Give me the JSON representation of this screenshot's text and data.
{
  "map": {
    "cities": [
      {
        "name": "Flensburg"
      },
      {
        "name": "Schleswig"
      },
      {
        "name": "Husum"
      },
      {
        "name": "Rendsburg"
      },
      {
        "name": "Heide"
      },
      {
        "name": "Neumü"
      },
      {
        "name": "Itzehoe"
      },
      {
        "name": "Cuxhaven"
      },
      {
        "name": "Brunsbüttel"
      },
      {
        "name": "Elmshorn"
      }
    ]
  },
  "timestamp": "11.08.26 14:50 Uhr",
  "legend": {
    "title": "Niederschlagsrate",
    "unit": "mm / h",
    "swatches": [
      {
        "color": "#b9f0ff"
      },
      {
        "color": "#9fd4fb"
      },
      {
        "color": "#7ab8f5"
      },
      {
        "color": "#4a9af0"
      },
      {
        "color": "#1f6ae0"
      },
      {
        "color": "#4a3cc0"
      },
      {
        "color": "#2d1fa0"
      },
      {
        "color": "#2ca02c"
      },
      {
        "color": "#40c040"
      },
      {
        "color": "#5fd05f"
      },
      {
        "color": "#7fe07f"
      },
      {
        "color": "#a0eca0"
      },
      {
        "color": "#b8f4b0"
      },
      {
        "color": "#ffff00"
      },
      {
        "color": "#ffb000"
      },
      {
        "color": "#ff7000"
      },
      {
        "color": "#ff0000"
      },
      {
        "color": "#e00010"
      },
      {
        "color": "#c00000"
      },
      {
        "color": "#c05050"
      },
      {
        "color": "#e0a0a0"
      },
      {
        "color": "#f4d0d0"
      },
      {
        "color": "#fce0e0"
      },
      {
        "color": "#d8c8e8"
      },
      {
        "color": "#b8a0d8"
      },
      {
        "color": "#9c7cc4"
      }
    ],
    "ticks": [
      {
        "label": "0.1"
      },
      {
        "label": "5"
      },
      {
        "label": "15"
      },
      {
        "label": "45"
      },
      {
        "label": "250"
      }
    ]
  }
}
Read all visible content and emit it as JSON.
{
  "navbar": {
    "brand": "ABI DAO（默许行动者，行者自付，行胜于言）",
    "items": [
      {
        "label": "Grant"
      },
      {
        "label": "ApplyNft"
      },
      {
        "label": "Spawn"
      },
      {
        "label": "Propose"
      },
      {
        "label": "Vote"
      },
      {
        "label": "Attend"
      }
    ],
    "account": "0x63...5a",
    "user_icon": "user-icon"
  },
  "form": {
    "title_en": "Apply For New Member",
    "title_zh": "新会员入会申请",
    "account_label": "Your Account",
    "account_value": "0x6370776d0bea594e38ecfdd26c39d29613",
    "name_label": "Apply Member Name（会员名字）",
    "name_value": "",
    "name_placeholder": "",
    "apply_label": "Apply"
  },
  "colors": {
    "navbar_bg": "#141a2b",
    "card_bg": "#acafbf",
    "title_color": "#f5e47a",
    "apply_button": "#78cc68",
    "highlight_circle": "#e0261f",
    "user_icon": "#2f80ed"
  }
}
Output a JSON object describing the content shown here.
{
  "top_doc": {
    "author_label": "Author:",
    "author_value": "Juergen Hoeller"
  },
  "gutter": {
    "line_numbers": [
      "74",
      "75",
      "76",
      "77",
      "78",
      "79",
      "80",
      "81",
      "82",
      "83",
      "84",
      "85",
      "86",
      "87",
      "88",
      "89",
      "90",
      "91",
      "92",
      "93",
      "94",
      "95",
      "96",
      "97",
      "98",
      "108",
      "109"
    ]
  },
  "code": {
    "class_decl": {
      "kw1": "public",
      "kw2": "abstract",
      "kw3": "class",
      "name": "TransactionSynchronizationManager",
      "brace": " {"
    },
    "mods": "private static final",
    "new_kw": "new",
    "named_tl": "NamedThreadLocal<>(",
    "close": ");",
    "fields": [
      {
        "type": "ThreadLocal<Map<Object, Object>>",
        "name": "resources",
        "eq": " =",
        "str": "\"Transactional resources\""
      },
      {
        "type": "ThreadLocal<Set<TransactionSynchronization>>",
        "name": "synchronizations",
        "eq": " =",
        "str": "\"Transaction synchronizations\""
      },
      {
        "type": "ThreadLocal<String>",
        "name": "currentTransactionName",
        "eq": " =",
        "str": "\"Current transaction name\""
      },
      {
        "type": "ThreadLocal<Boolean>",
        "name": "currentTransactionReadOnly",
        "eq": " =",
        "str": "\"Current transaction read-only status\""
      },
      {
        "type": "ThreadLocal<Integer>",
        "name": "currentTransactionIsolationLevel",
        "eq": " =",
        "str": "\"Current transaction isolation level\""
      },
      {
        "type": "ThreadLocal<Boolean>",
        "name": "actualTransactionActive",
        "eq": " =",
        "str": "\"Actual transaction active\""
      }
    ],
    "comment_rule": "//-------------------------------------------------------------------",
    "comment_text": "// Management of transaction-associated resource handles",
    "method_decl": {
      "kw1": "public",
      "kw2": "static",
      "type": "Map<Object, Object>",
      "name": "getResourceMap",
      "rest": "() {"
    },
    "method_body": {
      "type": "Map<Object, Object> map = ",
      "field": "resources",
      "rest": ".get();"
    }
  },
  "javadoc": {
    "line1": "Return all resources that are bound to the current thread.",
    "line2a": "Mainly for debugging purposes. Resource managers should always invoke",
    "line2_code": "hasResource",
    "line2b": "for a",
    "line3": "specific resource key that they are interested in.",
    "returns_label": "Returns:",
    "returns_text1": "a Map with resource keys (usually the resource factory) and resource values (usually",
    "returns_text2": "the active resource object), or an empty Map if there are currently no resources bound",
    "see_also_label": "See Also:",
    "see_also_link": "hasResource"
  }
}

_What is needed_. Provide all the records again, word for word.

_Final result_.
Give me the JSON representation of this screenshot's text and data.
{
  "map": {
    "cities": [
      {
        "name": "Flensburg"
      },
      {
        "name": "Schleswig"
      },
      {
        "name": "Husum"
      },
      {
        "name": "Rendsburg"
      },
      {
        "name": "Heide"
      },
      {
        "name": "Neumü"
      },
      {
        "name": "Itzehoe"
      },
      {
        "name": "Cuxhaven"
      },
      {
        "name": "Brunsbüttel"
      },
      {
        "name": "Elmshorn"
      }
    ]
  },
  "timestamp": "11.08.26 14:50 Uhr",
  "legend": {
    "title": "Niederschlagsrate",
    "unit": "mm / h",
    "swatches": [
      {
        "color": "#b9f0ff"
      },
      {
        "color": "#9fd4fb"
      },
      {
        "color": "#7ab8f5"
      },
      {
        "color": "#4a9af0"
      },
      {
        "color": "#1f6ae0"
      },
      {
        "color": "#4a3cc0"
      },
      {
        "color": "#2d1fa0"
      },
      {
        "color": "#2ca02c"
      },
      {
        "color": "#40c040"
      },
      {
        "color": "#5fd05f"
      },
      {
        "color": "#7fe07f"
      },
      {
        "color": "#a0eca0"
      },
      {
        "color": "#b8f4b0"
      },
      {
        "color": "#ffff00"
      },
      {
        "color": "#ffb000"
      },
      {
        "color": "#ff7000"
      },
      {
        "color": "#ff0000"
      },
      {
        "color": "#e00010"
      },
      {
        "color": "#c00000"
      },
      {
        "color": "#c05050"
      },
      {
        "color": "#e0a0a0"
      },
      {
        "color": "#f4d0d0"
      },
      {
        "color": "#fce0e0"
      },
      {
        "color": "#d8c8e8"
      },
      {
        "color": "#b8a0d8"
      },
      {
        "color": "#9c7cc4"
      }
    ],
    "ticks": [
      {
        "label": "0.1"
      },
      {
        "label": "5"
      },
      {
        "label": "15"
      },
      {
        "label": "45"
      },
      {
        "label": "250"
      }
    ]
  }
}
Read all visible content and emit it as JSON.
{
  "navbar": {
    "brand": "ABI DAO（默许行动者，行者自付，行胜于言）",
    "items": [
      {
        "label": "Grant"
      },
      {
        "label": "ApplyNft"
      },
      {
        "label": "Spawn"
      },
      {
        "label": "Propose"
      },
      {
        "label": "Vote"
      },
      {
        "label": "Attend"
      }
    ],
    "account": "0x63...5a",
    "user_icon": "user-icon"
  },
  "form": {
    "title_en": "Apply For New Member",
    "title_zh": "新会员入会申请",
    "account_label": "Your Account",
    "account_value": "0x6370776d0bea594e38ecfdd26c39d29613",
    "name_label": "Apply Member Name（会员名字）",
    "name_value": "",
    "name_placeholder": "",
    "apply_label": "Apply"
  },
  "colors": {
    "navbar_bg": "#141a2b",
    "card_bg": "#acafbf",
    "title_color": "#f5e47a",
    "apply_button": "#78cc68",
    "highlight_circle": "#e0261f",
    "user_icon": "#2f80ed"
  }
}
Output a JSON object describing the content shown here.
{
  "top_doc": {
    "author_label": "Author:",
    "author_value": "Juergen Hoeller"
  },
  "gutter": {
    "line_numbers": [
      "74",
      "75",
      "76",
      "77",
      "78",
      "79",
      "80",
      "81",
      "82",
      "83",
      "84",
      "85",
      "86",
      "87",
      "88",
      "89",
      "90",
      "91",
      "92",
      "93",
      "94",
      "95",
      "96",
      "97",
      "98",
      "108",
      "109"
    ]
  },
  "code": {
    "class_decl": {
      "kw1": "public",
      "kw2": "abstract",
      "kw3": "class",
      "name": "TransactionSynchronizationManager",
      "brace": " {"
    },
    "mods": "private static final",
    "new_kw": "new",
    "named_tl": "NamedThreadLocal<>(",
    "close": ");",
    "fields": [
      {
        "type": "ThreadLocal<Map<Object, Object>>",
        "name": "resources",
        "eq": " =",
        "str": "\"Transactional resources\""
      },
      {
        "type": "ThreadLocal<Set<TransactionSynchronization>>",
        "name": "synchronizations",
        "eq": " =",
        "str": "\"Transaction synchronizations\""
      },
      {
        "type": "ThreadLocal<String>",
        "name": "currentTransactionName",
        "eq": " =",
        "str": "\"Current transaction name\""
      },
      {
        "type": "ThreadLocal<Boolean>",
        "name": "currentTransactionReadOnly",
        "eq": " =",
        "str": "\"Current transaction read-only status\""
      },
      {
        "type": "ThreadLocal<Integer>",
        "name": "currentTransactionIsolationLevel",
        "eq": " =",
        "str": "\"Current transaction isolation level\""
      },
      {
        "type": "ThreadLocal<Boolean>",
        "name": "actualTransactionActive",
        "eq": " =",
        "str": "\"Actual transaction active\""
      }
    ],
    "comment_rule": "//-------------------------------------------------------------------",
    "comment_text": "// Management of transaction-associated resource handles",
    "method_decl": {
      "kw1": "public",
      "kw2": "static",
      "type": "Map<Object, Object>",
      "name": "getResourceMap",
      "rest": "() {"
    },
    "method_body": {
      "type": "Map<Object, Object> map = ",
      "field": "resources",
      "rest": ".get();"
    }
  },
  "javadoc": {
    "line1": "Return all resources that are bound to the current thread.",
    "line2a": "Mainly for debugging purposes. Resource managers should always invoke",
    "line2_code": "hasResource",
    "line2b": "for a",
    "line3": "specific resource key that they are interested in.",
    "returns_label": "Returns:",
    "returns_text1": "a Map with resource keys (usually the resource factory) and resource values (usually",
    "returns_text2": "the active resource object), or an empty Map if there are currently no resources bound",
    "see_also_label": "See Also:",
    "see_also_link": "hasResource"
  }
}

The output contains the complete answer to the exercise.